**Written exercise:** Gather every line from the entries below that includes "title".

**Input:**

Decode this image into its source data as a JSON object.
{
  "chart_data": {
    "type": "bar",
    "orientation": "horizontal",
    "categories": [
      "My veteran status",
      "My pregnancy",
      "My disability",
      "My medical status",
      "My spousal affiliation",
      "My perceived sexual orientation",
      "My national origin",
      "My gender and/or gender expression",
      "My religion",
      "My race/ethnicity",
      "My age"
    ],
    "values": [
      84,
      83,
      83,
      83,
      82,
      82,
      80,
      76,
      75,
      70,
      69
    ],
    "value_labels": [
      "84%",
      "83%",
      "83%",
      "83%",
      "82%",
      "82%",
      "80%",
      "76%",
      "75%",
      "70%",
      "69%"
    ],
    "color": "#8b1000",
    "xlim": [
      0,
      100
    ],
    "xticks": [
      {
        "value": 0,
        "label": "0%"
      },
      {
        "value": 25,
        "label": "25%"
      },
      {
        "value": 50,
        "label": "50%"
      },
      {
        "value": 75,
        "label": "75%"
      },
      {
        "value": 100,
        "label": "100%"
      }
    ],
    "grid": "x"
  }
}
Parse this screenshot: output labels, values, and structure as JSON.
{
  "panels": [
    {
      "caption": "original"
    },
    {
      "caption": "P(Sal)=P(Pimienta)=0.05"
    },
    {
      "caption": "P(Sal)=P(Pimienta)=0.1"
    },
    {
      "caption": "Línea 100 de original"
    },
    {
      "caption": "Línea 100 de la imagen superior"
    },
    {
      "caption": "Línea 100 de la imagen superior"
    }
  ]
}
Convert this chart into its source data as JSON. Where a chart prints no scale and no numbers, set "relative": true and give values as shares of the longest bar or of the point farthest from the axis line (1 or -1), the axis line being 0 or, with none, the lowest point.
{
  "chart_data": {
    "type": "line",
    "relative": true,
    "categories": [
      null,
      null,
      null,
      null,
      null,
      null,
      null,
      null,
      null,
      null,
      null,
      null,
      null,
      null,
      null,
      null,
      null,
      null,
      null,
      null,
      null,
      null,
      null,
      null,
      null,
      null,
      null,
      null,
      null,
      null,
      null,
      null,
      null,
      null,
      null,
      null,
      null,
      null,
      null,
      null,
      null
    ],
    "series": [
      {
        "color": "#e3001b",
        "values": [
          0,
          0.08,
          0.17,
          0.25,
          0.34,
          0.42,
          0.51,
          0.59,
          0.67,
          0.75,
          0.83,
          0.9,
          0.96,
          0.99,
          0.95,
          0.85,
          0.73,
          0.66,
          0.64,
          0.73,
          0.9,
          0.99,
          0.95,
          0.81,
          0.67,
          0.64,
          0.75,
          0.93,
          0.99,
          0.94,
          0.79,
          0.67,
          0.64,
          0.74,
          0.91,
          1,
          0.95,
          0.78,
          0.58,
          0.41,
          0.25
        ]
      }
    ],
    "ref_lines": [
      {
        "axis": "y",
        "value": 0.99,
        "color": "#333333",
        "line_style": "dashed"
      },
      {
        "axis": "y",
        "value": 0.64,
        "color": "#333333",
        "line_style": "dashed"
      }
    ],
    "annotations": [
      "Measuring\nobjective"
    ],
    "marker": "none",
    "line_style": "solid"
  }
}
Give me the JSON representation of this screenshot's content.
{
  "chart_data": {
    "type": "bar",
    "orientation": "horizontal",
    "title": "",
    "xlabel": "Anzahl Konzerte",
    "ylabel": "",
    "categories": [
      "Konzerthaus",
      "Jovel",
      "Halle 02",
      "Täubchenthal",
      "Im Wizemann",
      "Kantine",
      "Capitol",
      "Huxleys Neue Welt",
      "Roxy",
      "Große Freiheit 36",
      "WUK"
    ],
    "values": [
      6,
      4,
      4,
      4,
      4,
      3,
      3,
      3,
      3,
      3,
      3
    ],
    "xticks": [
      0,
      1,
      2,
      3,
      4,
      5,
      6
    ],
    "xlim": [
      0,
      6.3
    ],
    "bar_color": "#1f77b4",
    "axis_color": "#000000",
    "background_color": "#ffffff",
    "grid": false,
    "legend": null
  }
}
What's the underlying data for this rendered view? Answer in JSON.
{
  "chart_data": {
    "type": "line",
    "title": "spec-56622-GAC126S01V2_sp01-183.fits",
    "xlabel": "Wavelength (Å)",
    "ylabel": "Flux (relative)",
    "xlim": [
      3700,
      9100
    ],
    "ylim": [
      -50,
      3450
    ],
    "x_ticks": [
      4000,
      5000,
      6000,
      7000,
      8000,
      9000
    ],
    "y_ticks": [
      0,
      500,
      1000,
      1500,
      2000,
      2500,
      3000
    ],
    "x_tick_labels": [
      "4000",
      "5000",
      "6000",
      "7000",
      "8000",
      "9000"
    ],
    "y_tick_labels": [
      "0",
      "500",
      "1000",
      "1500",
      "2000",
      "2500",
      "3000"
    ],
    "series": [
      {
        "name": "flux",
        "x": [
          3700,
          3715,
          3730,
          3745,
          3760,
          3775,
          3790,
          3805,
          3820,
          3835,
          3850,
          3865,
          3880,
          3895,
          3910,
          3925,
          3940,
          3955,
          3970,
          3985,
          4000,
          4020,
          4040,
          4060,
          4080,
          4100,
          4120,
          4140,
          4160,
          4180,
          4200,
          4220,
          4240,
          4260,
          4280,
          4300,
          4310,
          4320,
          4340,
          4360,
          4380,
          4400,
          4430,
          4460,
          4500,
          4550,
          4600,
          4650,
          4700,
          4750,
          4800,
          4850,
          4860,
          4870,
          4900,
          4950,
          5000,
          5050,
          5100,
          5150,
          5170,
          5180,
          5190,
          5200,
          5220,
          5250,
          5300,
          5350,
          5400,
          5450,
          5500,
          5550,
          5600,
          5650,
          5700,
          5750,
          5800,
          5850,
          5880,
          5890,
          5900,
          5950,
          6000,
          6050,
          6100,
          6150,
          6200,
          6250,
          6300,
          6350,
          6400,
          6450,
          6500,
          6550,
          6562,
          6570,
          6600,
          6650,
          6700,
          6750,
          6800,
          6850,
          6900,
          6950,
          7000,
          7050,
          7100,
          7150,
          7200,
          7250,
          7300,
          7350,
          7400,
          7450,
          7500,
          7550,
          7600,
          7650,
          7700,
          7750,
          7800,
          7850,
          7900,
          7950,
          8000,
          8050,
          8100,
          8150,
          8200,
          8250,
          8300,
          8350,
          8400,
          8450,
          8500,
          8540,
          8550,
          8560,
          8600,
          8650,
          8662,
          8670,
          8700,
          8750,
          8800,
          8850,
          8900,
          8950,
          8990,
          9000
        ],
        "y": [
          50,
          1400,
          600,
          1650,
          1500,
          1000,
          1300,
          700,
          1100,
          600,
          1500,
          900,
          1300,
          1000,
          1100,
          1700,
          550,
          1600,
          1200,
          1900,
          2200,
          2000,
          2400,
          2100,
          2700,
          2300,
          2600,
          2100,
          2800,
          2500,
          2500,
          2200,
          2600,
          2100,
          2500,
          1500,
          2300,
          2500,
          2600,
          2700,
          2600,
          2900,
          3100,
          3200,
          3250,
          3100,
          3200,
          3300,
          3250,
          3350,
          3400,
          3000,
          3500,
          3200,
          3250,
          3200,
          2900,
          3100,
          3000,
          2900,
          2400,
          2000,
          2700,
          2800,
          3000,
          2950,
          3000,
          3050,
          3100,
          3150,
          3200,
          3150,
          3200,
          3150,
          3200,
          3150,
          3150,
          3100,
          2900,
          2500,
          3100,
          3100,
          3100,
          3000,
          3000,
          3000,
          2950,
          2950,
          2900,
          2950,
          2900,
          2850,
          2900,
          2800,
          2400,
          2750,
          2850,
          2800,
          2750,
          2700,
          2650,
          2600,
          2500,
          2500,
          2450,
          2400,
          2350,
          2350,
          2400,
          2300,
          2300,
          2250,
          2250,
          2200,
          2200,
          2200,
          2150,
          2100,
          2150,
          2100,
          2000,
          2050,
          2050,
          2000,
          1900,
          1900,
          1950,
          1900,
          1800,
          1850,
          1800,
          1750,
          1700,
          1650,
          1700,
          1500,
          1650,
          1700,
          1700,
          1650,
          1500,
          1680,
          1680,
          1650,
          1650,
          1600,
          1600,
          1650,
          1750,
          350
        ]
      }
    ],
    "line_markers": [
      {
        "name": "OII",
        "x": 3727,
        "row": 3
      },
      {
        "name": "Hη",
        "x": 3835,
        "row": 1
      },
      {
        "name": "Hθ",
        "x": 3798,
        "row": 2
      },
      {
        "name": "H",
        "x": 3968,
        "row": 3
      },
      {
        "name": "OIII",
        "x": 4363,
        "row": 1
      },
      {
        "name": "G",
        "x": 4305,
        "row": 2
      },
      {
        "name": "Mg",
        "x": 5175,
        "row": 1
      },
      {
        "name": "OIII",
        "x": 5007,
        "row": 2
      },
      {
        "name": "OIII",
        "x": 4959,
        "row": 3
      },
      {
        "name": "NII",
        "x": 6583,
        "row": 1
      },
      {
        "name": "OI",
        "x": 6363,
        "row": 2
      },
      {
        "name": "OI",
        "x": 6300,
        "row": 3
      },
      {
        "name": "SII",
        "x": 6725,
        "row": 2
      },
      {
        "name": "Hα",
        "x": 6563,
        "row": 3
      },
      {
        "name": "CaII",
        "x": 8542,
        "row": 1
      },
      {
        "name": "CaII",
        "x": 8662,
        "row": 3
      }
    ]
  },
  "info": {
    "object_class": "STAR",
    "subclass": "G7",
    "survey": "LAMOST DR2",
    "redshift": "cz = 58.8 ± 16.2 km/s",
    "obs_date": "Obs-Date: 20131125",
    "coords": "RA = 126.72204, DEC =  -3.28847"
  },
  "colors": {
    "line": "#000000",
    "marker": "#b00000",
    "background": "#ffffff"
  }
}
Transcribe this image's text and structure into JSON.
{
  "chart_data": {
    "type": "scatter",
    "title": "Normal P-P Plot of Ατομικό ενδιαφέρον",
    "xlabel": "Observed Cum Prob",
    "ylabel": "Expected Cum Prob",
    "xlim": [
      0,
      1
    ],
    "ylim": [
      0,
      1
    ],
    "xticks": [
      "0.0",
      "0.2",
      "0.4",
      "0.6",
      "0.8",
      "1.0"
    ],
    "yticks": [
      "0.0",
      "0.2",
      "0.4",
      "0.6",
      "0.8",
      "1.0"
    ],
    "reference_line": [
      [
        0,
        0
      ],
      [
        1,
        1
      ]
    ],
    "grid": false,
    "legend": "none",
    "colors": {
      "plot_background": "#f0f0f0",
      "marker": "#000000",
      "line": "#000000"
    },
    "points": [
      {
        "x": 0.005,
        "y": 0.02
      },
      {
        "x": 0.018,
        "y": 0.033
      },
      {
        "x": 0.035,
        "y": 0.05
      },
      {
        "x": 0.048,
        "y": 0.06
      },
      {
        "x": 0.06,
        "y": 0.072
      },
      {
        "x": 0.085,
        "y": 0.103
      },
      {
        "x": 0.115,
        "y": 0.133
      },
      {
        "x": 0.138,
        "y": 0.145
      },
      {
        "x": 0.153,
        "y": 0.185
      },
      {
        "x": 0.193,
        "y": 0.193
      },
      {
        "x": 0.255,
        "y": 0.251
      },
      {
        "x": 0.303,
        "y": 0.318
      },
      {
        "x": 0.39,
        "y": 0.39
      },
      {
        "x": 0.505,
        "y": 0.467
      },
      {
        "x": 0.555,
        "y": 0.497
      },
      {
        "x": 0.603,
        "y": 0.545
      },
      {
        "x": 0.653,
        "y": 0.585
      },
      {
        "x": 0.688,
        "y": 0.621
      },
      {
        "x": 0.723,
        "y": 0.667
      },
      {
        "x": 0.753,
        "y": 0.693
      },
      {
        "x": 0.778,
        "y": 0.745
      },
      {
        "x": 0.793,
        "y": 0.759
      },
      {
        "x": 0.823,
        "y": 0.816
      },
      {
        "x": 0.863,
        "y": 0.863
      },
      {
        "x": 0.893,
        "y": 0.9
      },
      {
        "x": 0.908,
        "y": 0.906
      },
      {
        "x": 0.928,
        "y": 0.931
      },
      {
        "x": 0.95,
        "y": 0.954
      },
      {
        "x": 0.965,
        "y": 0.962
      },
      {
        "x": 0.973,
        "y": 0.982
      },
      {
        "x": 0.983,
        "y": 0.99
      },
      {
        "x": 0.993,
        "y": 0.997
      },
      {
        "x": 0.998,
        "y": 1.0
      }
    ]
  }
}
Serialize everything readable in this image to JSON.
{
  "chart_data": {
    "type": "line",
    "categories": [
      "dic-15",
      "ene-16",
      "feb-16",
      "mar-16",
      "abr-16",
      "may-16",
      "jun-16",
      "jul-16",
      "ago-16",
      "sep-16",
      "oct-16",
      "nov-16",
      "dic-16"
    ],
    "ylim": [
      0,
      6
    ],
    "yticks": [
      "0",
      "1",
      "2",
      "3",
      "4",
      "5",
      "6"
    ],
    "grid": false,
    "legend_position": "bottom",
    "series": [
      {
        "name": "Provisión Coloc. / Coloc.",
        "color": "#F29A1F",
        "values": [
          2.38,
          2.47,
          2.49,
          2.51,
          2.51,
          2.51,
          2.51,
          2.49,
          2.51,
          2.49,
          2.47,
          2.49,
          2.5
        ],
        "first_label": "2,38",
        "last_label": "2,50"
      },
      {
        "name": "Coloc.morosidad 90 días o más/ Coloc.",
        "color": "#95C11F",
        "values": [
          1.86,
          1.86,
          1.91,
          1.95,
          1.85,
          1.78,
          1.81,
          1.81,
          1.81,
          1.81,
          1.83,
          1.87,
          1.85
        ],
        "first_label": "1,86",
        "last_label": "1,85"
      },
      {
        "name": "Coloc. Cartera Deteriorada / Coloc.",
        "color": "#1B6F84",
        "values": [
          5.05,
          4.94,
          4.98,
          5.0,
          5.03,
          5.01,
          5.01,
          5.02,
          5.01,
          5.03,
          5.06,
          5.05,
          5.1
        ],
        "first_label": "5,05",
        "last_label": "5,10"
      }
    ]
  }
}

**Task output:**
    "title": "",
    "title": "spec-56622-GAC126S01V2_sp01-183.fits",
    "title": "Normal P-P Plot of Ατομικό ενδιαφέρον",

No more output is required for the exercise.